# START OF Given data

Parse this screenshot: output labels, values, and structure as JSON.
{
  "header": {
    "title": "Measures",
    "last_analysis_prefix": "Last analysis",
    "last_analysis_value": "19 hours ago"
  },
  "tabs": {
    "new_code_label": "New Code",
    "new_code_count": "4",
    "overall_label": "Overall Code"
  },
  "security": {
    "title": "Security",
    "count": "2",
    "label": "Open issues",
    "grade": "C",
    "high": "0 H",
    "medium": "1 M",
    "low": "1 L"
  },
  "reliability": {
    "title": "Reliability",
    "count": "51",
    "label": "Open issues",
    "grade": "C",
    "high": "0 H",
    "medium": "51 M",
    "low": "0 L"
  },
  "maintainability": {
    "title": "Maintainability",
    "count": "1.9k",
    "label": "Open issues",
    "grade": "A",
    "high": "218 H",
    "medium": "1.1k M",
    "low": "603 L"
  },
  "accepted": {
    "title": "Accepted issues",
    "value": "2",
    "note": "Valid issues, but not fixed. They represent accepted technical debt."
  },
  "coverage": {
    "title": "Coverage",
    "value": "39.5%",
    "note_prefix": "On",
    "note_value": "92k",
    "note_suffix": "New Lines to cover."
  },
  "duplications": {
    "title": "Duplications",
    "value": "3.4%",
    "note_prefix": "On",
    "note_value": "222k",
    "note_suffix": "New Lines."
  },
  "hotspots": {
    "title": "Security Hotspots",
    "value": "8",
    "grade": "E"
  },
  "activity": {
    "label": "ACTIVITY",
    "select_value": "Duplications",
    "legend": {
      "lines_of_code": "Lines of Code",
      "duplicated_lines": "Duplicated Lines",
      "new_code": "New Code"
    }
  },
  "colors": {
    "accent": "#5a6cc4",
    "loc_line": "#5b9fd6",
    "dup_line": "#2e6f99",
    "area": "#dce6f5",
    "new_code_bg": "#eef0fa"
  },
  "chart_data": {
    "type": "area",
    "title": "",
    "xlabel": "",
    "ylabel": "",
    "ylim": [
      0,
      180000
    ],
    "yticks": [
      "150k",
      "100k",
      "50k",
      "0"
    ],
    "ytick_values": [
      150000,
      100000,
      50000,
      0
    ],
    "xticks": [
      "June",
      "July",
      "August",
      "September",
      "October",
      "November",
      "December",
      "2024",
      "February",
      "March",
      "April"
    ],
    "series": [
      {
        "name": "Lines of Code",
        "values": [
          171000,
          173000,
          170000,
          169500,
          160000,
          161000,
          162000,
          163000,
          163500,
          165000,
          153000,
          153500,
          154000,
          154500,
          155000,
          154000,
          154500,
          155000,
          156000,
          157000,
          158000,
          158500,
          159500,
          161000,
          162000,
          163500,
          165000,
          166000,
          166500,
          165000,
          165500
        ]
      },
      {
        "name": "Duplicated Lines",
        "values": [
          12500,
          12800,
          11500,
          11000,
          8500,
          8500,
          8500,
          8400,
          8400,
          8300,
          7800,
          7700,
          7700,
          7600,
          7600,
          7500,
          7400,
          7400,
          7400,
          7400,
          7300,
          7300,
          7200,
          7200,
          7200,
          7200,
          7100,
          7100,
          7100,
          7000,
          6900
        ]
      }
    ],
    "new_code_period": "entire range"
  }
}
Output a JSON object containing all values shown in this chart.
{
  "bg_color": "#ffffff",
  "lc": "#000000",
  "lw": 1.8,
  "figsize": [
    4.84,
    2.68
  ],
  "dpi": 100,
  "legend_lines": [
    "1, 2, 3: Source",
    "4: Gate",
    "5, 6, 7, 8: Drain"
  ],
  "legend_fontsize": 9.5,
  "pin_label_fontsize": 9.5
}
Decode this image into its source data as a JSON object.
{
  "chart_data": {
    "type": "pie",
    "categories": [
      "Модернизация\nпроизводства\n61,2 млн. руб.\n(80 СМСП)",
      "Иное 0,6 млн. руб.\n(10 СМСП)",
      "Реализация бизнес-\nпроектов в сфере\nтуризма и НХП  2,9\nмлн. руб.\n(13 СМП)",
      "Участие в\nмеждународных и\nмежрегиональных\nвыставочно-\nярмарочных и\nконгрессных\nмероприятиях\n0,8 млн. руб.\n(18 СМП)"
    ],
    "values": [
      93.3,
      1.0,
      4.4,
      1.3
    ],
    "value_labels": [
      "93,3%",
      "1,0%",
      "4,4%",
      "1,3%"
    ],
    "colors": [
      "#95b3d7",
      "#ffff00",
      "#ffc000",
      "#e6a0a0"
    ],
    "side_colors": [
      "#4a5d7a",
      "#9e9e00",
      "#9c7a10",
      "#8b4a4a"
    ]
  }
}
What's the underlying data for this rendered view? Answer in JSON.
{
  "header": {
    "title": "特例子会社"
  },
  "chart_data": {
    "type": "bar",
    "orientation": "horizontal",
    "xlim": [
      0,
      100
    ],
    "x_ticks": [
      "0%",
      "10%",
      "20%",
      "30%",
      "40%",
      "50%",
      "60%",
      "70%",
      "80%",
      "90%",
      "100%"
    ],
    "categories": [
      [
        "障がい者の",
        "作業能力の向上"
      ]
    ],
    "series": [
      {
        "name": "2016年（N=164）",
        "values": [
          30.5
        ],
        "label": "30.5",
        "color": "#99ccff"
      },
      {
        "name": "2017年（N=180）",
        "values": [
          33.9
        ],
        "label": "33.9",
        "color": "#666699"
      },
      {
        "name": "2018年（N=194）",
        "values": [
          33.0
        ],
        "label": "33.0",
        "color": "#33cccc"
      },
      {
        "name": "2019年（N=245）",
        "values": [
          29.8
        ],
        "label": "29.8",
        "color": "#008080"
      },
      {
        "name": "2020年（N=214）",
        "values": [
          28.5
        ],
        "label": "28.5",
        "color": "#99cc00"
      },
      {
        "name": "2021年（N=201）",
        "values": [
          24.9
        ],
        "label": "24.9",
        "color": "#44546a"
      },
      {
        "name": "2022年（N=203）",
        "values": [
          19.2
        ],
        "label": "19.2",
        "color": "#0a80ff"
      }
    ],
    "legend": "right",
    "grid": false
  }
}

# END OF Given data

§ Exercise objective: Exactly reproduce all of the entries.

§ Answer:
Parse this screenshot: output labels, values, and structure as JSON.
{
  "header": {
    "title": "Measures",
    "last_analysis_prefix": "Last analysis",
    "last_analysis_value": "19 hours ago"
  },
  "tabs": {
    "new_code_label": "New Code",
    "new_code_count": "4",
    "overall_label": "Overall Code"
  },
  "security": {
    "title": "Security",
    "count": "2",
    "label": "Open issues",
    "grade": "C",
    "high": "0 H",
    "medium": "1 M",
    "low": "1 L"
  },
  "reliability": {
    "title": "Reliability",
    "count": "51",
    "label": "Open issues",
    "grade": "C",
    "high": "0 H",
    "medium": "51 M",
    "low": "0 L"
  },
  "maintainability": {
    "title": "Maintainability",
    "count": "1.9k",
    "label": "Open issues",
    "grade": "A",
    "high": "218 H",
    "medium": "1.1k M",
    "low": "603 L"
  },
  "accepted": {
    "title": "Accepted issues",
    "value": "2",
    "note": "Valid issues, but not fixed. They represent accepted technical debt."
  },
  "coverage": {
    "title": "Coverage",
    "value": "39.5%",
    "note_prefix": "On",
    "note_value": "92k",
    "note_suffix": "New Lines to cover."
  },
  "duplications": {
    "title": "Duplications",
    "value": "3.4%",
    "note_prefix": "On",
    "note_value": "222k",
    "note_suffix": "New Lines."
  },
  "hotspots": {
    "title": "Security Hotspots",
    "value": "8",
    "grade": "E"
  },
  "activity": {
    "label": "ACTIVITY",
    "select_value": "Duplications",
    "legend": {
      "lines_of_code": "Lines of Code",
      "duplicated_lines": "Duplicated Lines",
      "new_code": "New Code"
    }
  },
  "colors": {
    "accent": "#5a6cc4",
    "loc_line": "#5b9fd6",
    "dup_line": "#2e6f99",
    "area": "#dce6f5",
    "new_code_bg": "#eef0fa"
  },
  "chart_data": {
    "type": "area",
    "title": "",
    "xlabel": "",
    "ylabel": "",
    "ylim": [
      0,
      180000
    ],
    "yticks": [
      "150k",
      "100k",
      "50k",
      "0"
    ],
    "ytick_values": [
      150000,
      100000,
      50000,
      0
    ],
    "xticks": [
      "June",
      "July",
      "August",
      "September",
      "October",
      "November",
      "December",
      "2024",
      "February",
      "March",
      "April"
    ],
    "series": [
      {
        "name": "Lines of Code",
        "values": [
          171000,
          173000,
          170000,
          169500,
          160000,
          161000,
          162000,
          163000,
          163500,
          165000,
          153000,
          153500,
          154000,
          154500,
          155000,
          154000,
          154500,
          155000,
          156000,
          157000,
          158000,
          158500,
          159500,
          161000,
          162000,
          163500,
          165000,
          166000,
          166500,
          165000,
          165500
        ]
      },
      {
        "name": "Duplicated Lines",
        "values": [
          12500,
          12800,
          11500,
          11000,
          8500,
          8500,
          8500,
          8400,
          8400,
          8300,
          7800,
          7700,
          7700,
          7600,
          7600,
          7500,
          7400,
          7400,
          7400,
          7400,
          7300,
          7300,
          7200,
          7200,
          7200,
          7200,
          7100,
          7100,
          7100,
          7000,
          6900
        ]
      }
    ],
    "new_code_period": "entire range"
  }
}
Output a JSON object containing all values shown in this chart.
{
  "bg_color": "#ffffff",
  "lc": "#000000",
  "lw": 1.8,
  "figsize": [
    4.84,
    2.68
  ],
  "dpi": 100,
  "legend_lines": [
    "1, 2, 3: Source",
    "4: Gate",
    "5, 6, 7, 8: Drain"
  ],
  "legend_fontsize": 9.5,
  "pin_label_fontsize": 9.5
}
Decode this image into its source data as a JSON object.
{
  "chart_data": {
    "type": "pie",
    "categories": [
      "Модернизация\nпроизводства\n61,2 млн. руб.\n(80 СМСП)",
      "Иное 0,6 млн. руб.\n(10 СМСП)",
      "Реализация бизнес-\nпроектов в сфере\nтуризма и НХП  2,9\nмлн. руб.\n(13 СМП)",
      "Участие в\nмеждународных и\nмежрегиональных\nвыставочно-\nярмарочных и\nконгрессных\nмероприятиях\n0,8 млн. руб.\n(18 СМП)"
    ],
    "values": [
      93.3,
      1.0,
      4.4,
      1.3
    ],
    "value_labels": [
      "93,3%",
      "1,0%",
      "4,4%",
      "1,3%"
    ],
    "colors": [
      "#95b3d7",
      "#ffff00",
      "#ffc000",
      "#e6a0a0"
    ],
    "side_colors": [
      "#4a5d7a",
      "#9e9e00",
      "#9c7a10",
      "#8b4a4a"
    ]
  }
}
What's the underlying data for this rendered view? Answer in JSON.
{
  "header": {
    "title": "特例子会社"
  },
  "chart_data": {
    "type": "bar",
    "orientation": "horizontal",
    "xlim": [
      0,
      100
    ],
    "x_ticks": [
      "0%",
      "10%",
      "20%",
      "30%",
      "40%",
      "50%",
      "60%",
      "70%",
      "80%",
      "90%",
      "100%"
    ],
    "categories": [
      [
        "障がい者の",
        "作業能力の向上"
      ]
    ],
    "series": [
      {
        "name": "2016年（N=164）",
        "values": [
          30.5
        ],
        "label": "30.5",
        "color": "#99ccff"
      },
      {
        "name": "2017年（N=180）",
        "values": [
          33.9
        ],
        "label": "33.9",
        "color": "#666699"
      },
      {
        "name": "2018年（N=194）",
        "values": [
          33.0
        ],
        "label": "33.0",
        "color": "#33cccc"
      },
      {
        "name": "2019年（N=245）",
        "values": [
          29.8
        ],
        "label": "29.8",
        "color": "#008080"
      },
      {
        "name": "2020年（N=214）",
        "values": [
          28.5
        ],
        "label": "28.5",
        "color": "#99cc00"
      },
      {
        "name": "2021年（N=201）",
        "values": [
          24.9
        ],
        "label": "24.9",
        "color": "#44546a"
      },
      {
        "name": "2022年（N=203）",
        "values": [
          19.2
        ],
        "label": "19.2",
        "color": "#0a80ff"
      }
    ],
    "legend": "right",
    "grid": false
  }
}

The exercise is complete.